---- INPUT ROWS
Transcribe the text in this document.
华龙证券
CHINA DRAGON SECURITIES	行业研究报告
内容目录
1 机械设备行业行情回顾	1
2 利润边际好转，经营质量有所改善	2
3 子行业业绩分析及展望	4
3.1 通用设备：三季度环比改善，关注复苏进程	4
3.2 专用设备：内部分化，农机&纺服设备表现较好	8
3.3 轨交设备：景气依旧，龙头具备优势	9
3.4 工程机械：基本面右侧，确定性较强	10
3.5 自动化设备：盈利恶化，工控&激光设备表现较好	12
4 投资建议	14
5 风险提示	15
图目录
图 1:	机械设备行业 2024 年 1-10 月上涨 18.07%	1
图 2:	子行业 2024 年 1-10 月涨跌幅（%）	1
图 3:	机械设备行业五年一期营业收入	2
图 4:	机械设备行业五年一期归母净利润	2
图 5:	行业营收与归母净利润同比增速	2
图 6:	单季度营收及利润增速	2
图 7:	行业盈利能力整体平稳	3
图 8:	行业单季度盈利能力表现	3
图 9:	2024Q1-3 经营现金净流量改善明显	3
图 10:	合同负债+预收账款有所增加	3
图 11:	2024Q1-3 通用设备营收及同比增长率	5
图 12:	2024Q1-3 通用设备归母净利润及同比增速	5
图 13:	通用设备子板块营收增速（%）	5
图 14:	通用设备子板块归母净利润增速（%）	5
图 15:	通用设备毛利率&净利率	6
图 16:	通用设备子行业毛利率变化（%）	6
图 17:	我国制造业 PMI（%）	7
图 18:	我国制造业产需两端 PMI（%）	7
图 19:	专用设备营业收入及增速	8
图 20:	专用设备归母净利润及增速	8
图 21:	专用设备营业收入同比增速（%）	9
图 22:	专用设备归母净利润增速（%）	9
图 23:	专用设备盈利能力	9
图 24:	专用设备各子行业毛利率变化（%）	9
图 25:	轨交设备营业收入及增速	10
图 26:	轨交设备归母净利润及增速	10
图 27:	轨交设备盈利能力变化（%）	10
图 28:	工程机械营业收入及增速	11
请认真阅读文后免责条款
--------
THE TASK: Reproduce the full set of records precisely.

SOLUTION FOR THIS TASK:
Transcribe the text in this document.
华龙证券
CHINA DRAGON SECURITIES	行业研究报告
内容目录
1 机械设备行业行情回顾	1
2 利润边际好转，经营质量有所改善	2
3 子行业业绩分析及展望	4
3.1 通用设备：三季度环比改善，关注复苏进程	4
3.2 专用设备：内部分化，农机&纺服设备表现较好	8
3.3 轨交设备：景气依旧，龙头具备优势	9
3.4 工程机械：基本面右侧，确定性较强	10
3.5 自动化设备：盈利恶化，工控&激光设备表现较好	12
4 投资建议	14
5 风险提示	15
图目录
图 1:	机械设备行业 2024 年 1-10 月上涨 18.07%	1
图 2:	子行业 2024 年 1-10 月涨跌幅（%）	1
图 3:	机械设备行业五年一期营业收入	2
图 4:	机械设备行业五年一期归母净利润	2
图 5:	行业营收与归母净利润同比增速	2
图 6:	单季度营收及利润增速	2
图 7:	行业盈利能力整体平稳	3
图 8:	行业单季度盈利能力表现	3
图 9:	2024Q1-3 经营现金净流量改善明显	3
图 10:	合同负债+预收账款有所增加	3
图 11:	2024Q1-3 通用设备营收及同比增长率	5
图 12:	2024Q1-3 通用设备归母净利润及同比增速	5
图 13:	通用设备子板块营收增速（%）	5
图 14:	通用设备子板块归母净利润增速（%）	5
图 15:	通用设备毛利率&净利率	6
图 16:	通用设备子行业毛利率变化（%）	6
图 17:	我国制造业 PMI（%）	7
图 18:	我国制造业产需两端 PMI（%）	7
图 19:	专用设备营业收入及增速	8
图 20:	专用设备归母净利润及增速	8
图 21:	专用设备营业收入同比增速（%）	9
图 22:	专用设备归母净利润增速（%）	9
图 23:	专用设备盈利能力	9
图 24:	专用设备各子行业毛利率变化（%）	9
图 25:	轨交设备营业收入及增速	10
图 26:	轨交设备归母净利润及增速	10
图 27:	轨交设备盈利能力变化（%）	10
图 28:	工程机械营业收入及增速	11
请认真阅读文后免责条款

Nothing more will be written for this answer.